Instrucciones:
[1] ¿Cómo se llama el perro en el texto sobre el paseo por el Parque Ribalta?
[2] En el texto sobre el paseo por el Parque Ribalta, cambia «Pancho» por «Rufo» en el fragmento que va desde «Cabalgar entre el» hasta «compartir, sin imponer.», este incluido, y escríbelo de nuevo.
[3] Prolonga el texto sobre el paseo por el Parque Ribalta a partir del punto en que termina.

____ Documento de origen

Cabalgar entre el pasado y el futuro

17/06/2024 - 

Mi perro ya sufre el calor, aunque el Parque Ribalta ayer, a primera hora de la mañana, estaba templado y con brisa. Pancho emprende caminos sin rumbo ni concierto, caracolea entre la hierba, se detiene a cada momento en busca de algún tesoro perdido. A veces mi perro me recuerda a cualquiera de nosotras, de nosotros husmeando el territorio sin detenernos a saborear lo importante, lo que realmente debería importar. Vamos marcando nuestro paso como lideres de una manada que no es lo que parece. Pancho es más honesto, es más cariñoso y entrañable, siempre recurre a mis pies para trasladar el cariño del verbo compartir, sin imponer.

Castelló amaneció ayer en silencio, con una pesada bruma que avanza el tremendo calor que nos espera hasta el otoño. La ciudad empieza a estar vacía, demasiado, el traspaso de tantos castellonenses a Benicàssim, a la segunda residencia, ya es el primer síntoma de la gran huida, ya es la nota predominante de las calles desiertas.

________
____ Material proporcionado

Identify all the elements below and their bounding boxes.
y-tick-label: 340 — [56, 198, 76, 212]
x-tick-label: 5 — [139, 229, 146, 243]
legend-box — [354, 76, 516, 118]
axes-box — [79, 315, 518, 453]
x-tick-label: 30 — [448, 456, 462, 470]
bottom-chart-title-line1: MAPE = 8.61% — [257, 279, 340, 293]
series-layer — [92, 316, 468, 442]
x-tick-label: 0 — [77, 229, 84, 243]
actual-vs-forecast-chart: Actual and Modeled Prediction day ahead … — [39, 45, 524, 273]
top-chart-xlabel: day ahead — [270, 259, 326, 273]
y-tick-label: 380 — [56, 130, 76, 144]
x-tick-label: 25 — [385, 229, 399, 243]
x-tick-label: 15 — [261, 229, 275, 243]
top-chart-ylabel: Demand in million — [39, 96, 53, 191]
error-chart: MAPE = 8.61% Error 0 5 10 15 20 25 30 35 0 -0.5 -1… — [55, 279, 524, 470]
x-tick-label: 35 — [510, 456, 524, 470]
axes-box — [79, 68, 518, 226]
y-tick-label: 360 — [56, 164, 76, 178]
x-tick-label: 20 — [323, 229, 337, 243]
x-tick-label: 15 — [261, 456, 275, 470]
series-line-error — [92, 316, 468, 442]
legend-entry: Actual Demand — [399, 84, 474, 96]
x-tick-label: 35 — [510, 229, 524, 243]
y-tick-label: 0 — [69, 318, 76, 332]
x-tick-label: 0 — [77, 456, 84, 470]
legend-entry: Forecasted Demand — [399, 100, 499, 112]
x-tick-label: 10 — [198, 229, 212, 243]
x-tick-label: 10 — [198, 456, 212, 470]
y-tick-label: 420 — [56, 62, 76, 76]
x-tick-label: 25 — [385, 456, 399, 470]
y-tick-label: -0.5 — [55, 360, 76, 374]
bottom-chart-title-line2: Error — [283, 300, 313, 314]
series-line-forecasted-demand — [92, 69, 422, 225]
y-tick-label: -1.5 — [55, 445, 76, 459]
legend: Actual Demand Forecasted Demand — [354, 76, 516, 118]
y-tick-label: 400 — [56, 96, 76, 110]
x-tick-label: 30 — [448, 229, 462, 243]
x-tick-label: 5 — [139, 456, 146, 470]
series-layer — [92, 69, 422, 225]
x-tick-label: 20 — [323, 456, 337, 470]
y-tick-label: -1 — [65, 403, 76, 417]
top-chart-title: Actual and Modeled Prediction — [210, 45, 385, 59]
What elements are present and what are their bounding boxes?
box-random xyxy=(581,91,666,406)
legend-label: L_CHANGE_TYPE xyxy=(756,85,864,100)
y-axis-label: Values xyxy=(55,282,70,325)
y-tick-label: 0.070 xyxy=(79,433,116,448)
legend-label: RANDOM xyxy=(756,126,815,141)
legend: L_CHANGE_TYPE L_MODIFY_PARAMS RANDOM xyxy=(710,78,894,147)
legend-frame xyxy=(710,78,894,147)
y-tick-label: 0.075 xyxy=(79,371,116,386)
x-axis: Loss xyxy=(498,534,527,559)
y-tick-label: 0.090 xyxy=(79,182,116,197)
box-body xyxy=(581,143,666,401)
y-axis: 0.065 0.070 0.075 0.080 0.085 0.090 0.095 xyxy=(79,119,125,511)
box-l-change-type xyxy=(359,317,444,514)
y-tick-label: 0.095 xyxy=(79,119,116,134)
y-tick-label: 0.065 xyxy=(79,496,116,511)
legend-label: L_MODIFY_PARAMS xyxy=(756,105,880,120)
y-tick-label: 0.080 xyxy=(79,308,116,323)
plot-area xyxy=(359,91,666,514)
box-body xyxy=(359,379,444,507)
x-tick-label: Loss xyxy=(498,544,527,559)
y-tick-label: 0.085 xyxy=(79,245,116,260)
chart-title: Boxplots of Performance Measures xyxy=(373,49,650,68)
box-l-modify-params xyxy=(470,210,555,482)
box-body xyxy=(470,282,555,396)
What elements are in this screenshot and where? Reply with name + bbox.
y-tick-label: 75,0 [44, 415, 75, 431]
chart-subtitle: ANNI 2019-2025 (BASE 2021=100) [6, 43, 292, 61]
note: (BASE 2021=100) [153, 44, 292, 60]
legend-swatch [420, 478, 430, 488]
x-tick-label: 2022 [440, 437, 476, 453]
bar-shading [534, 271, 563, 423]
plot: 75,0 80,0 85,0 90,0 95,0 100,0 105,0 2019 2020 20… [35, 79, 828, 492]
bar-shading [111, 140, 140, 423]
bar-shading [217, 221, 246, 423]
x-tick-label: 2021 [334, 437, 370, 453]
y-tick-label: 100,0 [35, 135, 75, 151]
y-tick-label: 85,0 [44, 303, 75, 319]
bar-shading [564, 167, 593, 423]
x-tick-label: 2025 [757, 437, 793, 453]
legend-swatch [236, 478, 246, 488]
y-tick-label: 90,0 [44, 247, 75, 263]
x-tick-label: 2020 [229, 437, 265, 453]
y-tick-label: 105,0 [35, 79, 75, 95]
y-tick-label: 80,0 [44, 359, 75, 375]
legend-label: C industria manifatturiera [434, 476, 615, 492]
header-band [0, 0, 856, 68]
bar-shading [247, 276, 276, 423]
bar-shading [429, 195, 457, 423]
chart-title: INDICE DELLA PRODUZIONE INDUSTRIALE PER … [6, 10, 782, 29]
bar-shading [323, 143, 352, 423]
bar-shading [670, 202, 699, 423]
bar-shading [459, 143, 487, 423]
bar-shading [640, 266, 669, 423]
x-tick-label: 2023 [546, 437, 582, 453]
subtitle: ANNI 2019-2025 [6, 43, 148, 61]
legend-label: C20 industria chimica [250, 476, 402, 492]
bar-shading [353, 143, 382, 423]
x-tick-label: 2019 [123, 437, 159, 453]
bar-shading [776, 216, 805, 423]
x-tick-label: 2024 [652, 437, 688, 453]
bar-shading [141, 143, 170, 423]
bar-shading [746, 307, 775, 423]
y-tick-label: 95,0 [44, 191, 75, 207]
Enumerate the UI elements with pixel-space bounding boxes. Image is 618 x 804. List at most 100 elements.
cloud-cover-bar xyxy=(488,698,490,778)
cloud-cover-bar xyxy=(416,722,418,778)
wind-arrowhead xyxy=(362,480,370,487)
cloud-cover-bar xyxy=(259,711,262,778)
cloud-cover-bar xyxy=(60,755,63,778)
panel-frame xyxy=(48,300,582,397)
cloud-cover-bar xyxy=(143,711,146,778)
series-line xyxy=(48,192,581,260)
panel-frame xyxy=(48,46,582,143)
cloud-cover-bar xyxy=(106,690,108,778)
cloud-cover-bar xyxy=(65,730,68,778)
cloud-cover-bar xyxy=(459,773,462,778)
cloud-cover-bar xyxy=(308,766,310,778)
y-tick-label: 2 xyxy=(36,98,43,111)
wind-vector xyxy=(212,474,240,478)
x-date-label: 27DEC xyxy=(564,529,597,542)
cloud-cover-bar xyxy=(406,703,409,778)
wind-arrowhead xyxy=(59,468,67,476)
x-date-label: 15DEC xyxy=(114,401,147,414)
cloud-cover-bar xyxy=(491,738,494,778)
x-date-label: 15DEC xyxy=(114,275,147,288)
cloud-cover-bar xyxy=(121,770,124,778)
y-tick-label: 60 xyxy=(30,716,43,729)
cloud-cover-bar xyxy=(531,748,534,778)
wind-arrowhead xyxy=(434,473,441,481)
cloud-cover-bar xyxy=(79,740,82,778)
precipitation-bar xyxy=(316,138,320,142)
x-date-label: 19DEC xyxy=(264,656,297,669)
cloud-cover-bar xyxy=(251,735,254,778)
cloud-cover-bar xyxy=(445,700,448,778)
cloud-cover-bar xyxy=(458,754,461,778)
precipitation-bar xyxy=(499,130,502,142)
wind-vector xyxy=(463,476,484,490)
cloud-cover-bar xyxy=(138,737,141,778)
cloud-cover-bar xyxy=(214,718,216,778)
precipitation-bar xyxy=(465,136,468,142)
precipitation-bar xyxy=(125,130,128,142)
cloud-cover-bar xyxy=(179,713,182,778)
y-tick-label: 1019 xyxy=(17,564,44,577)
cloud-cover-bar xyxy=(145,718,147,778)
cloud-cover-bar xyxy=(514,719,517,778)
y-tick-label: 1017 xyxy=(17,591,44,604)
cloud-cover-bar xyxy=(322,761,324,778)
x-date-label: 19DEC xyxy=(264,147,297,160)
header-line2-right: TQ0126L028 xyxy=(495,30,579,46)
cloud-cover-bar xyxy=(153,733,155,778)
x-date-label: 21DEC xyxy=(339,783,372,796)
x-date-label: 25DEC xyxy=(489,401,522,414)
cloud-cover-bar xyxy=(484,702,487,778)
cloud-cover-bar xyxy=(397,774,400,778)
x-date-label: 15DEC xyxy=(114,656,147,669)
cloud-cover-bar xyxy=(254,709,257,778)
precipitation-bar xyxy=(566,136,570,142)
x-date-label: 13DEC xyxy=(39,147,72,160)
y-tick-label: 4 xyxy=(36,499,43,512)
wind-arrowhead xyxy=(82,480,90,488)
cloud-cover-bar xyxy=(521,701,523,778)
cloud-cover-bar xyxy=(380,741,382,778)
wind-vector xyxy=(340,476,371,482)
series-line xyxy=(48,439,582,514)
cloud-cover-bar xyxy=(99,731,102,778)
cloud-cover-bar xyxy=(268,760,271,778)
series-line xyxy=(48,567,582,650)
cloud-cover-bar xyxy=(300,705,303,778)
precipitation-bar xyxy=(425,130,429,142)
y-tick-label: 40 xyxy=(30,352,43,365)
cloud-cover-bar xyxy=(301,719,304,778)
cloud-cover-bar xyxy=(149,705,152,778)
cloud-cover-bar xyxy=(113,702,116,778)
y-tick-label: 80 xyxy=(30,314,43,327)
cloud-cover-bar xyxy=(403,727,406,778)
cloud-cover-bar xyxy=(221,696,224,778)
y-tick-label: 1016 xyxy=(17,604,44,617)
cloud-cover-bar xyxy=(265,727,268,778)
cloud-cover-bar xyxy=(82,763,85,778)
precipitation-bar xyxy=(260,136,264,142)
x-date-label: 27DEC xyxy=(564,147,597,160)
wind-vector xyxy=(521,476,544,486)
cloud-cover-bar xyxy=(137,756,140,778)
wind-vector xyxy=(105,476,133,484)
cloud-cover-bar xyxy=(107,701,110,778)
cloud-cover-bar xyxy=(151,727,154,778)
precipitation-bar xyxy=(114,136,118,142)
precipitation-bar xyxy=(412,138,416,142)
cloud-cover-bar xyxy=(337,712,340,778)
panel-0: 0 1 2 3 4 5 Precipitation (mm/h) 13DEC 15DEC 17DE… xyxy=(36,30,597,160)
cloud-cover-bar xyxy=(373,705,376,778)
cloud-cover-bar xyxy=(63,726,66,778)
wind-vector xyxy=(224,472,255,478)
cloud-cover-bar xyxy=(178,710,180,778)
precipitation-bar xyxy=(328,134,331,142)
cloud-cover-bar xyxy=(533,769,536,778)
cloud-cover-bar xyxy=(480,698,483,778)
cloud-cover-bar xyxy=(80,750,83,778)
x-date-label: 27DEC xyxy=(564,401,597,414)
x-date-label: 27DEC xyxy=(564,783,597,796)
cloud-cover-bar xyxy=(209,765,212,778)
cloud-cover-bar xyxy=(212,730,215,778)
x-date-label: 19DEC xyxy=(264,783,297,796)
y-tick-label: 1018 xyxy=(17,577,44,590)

________

Respuestas por orden:
[1] Pancho.

[2]
Cabalgar entre el pasado y el futuro

17/06/2024 - 

Mi perro ya sufre el calor, aunque el Parque Ribalta ayer, a primera hora de la mañana, estaba templado y con brisa. Rufo emprende caminos sin rumbo ni concierto, caracolea entre la hierba, se detiene a cada momento en busca de algún tesoro perdido. A veces mi perro me recuerda a cualquiera de nosotras, de nosotros husmeando el territorio sin detenernos a saborear lo importante, lo que realmente debería importar. Vamos marcando nuestro paso como lideres de una manada que no es lo que parece. Rufo es más honesto, es más cariñoso y entrañable, siempre recurre a mis pies para trasladar el cariño del verbo compartir, sin imponer.

[3]
Quienes permanecemos todo el tiempo en la ciudad, salvo algunas breves escapadas, nos sentimos, en cierta manera, abandonados por quienes se van a unos escasos kilómetros durante largos meses estivales. Pero, decir, que también nos sentimos aliviados ante esta soledad urbana que mejora, a todos los niveles, la calidad de vida diaria.

Ayer, en el programa A Vivir, dirigido por el periodista Javier del Pino, surgió un tema apasionante, de la mano del escritor Juan José Millás. Hablaron de las cajas, esos recipientes que guardan demasiados significados. Todos los significados.

Costus. Enrique Naya. Juan Carrero.

Venimos de una generación con escasos recursos, y una caja era un mundo. Si no podías tener un estuche de madera de dos pisos, para guardar los lapiceros, la goma de borrar y el sacapuntas, en el estanco del barrio vendían por céntimos una caja vacía de puros. Luego pintabas y decorabas esa caja como si fuera la posesión más preciada.

Las cajas nos hacían soñar y almacenar los sueños. Cajas cilíndricas como aquellas del jabón Colón que reciclábamos para guardar los juguetes, pequeñas cestas de madera de las frutas de Aragón, cajitas de colores de las pastillas Juanola que conservaban demasiados tesoros, las cajas de hojalata de Colacao, con aquellos lunares, para guardar legumbres y galletas caseras. Y esas preciosas cajas de la misma marca, con sus diseños asiáticos que siguen guardando un mundo de botones, agujas, retales de alguna falda, de una blusa, de un vestido, carretes de hilo de todos los colores, miles de presillas, trozos de piedra azulina para marcar patrones, dedales de todas las formas, souvenirs de escasos viajes.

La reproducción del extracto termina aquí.